Request: Look through the data below. Pick out the lines holding the string "received".

Dataset:

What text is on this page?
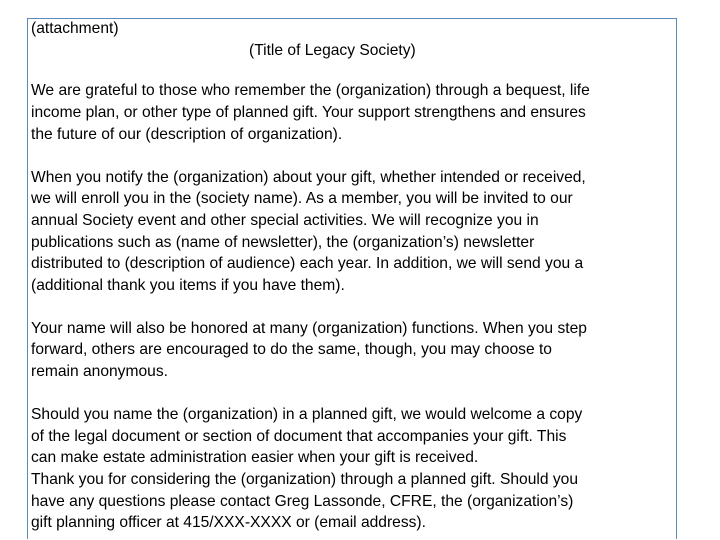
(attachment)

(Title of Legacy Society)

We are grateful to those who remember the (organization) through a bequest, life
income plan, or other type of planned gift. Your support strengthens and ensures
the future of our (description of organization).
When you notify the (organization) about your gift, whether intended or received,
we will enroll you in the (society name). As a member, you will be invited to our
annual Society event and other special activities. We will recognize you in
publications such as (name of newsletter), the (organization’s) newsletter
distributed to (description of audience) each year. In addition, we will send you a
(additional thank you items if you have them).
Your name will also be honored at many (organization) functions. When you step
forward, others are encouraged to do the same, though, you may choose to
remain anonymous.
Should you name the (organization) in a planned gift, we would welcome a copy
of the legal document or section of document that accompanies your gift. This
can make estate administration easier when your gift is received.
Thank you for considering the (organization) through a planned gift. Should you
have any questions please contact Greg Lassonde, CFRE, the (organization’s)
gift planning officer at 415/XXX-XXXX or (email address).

--

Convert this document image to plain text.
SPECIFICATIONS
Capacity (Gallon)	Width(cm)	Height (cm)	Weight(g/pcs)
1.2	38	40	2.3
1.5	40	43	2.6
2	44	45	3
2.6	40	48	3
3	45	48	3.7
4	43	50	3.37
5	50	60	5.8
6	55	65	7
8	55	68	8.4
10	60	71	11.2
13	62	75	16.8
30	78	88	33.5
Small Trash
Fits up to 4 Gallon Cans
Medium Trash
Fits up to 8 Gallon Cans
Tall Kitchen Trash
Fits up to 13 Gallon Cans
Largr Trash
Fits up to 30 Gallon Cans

Full answer:
When you notify the (organization) about your gift, whether intended or received,
can make estate administration easier when your gift is received.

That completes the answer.